**GIVEN INSTRUCTION**
In the entries below, find every line with "purple" and copy it.

**DATA FOR THIS TASK**
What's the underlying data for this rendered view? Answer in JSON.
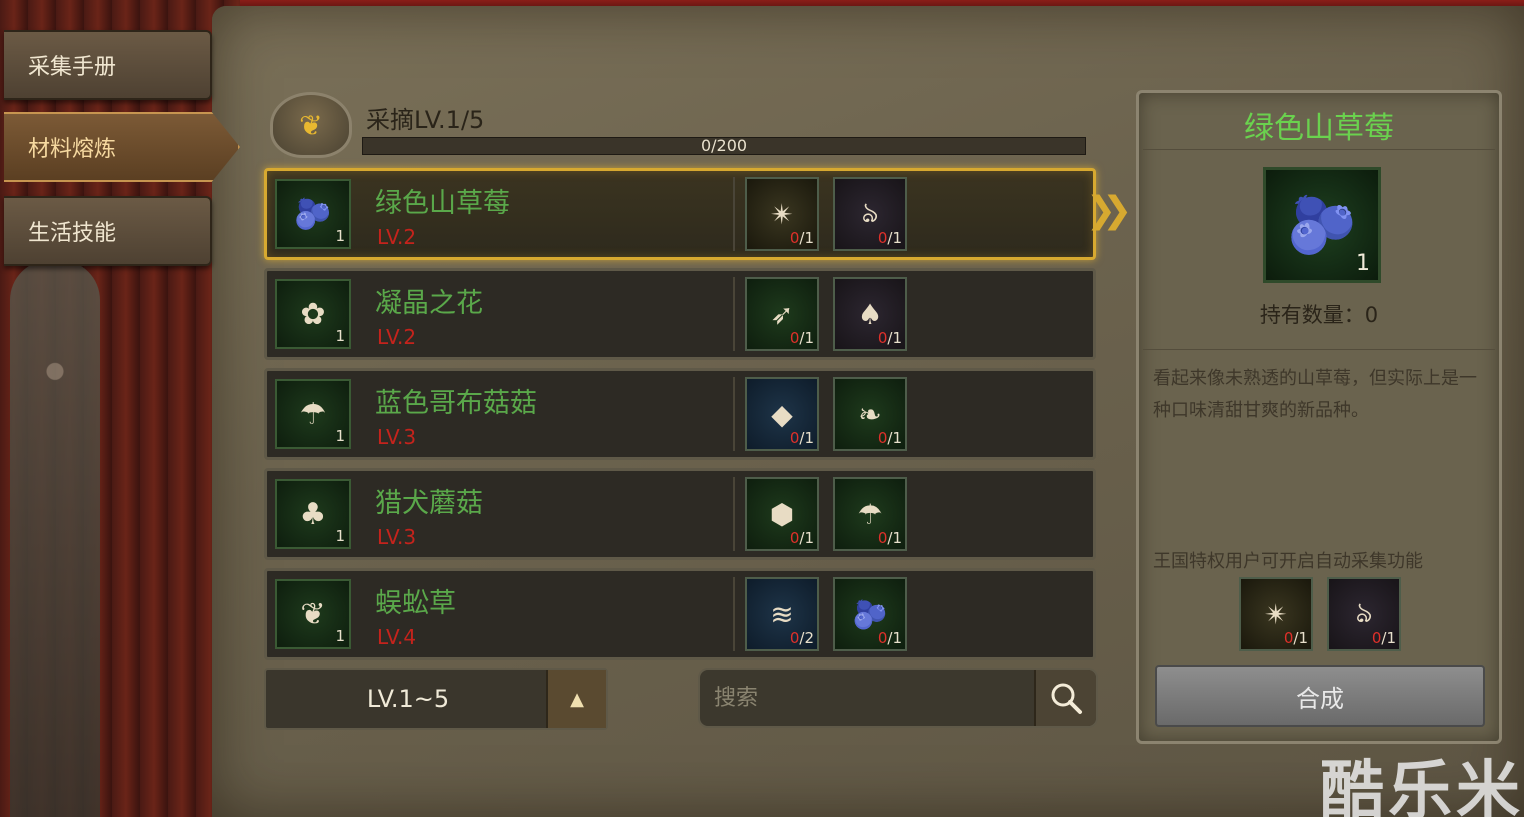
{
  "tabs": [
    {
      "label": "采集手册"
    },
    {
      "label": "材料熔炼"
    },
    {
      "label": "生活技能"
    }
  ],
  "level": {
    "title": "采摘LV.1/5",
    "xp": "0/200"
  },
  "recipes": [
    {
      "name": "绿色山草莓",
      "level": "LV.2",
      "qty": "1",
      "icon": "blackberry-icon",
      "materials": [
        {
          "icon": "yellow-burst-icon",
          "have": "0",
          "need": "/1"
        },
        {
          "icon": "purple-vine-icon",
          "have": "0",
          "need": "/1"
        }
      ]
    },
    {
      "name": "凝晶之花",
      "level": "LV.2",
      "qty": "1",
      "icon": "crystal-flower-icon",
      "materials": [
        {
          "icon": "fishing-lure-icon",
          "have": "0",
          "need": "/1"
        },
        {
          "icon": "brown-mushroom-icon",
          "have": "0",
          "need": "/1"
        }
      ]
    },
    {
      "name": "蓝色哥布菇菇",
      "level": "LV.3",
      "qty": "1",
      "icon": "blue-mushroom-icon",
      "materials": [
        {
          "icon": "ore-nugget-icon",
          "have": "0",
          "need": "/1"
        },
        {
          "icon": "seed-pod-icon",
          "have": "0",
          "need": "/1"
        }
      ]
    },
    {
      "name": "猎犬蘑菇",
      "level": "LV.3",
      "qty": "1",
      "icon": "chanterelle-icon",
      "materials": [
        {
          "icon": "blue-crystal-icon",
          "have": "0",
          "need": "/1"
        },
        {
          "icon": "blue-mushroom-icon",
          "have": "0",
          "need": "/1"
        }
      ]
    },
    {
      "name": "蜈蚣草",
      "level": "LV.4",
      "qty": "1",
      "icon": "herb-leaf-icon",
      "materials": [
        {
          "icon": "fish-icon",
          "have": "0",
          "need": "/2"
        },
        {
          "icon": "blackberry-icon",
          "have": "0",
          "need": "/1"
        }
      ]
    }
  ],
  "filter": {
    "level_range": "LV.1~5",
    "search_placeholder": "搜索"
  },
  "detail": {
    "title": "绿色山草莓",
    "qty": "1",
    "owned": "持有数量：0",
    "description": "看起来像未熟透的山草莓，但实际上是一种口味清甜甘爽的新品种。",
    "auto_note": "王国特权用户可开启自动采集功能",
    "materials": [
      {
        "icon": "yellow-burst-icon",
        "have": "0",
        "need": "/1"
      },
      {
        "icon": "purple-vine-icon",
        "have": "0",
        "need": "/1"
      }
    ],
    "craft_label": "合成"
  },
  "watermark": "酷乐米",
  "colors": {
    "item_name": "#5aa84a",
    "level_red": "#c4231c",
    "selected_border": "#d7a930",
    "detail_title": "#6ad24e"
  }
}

**WRITTEN RESPONSE**
          "icon": "purple-vine-icon",
        "icon": "purple-vine-icon",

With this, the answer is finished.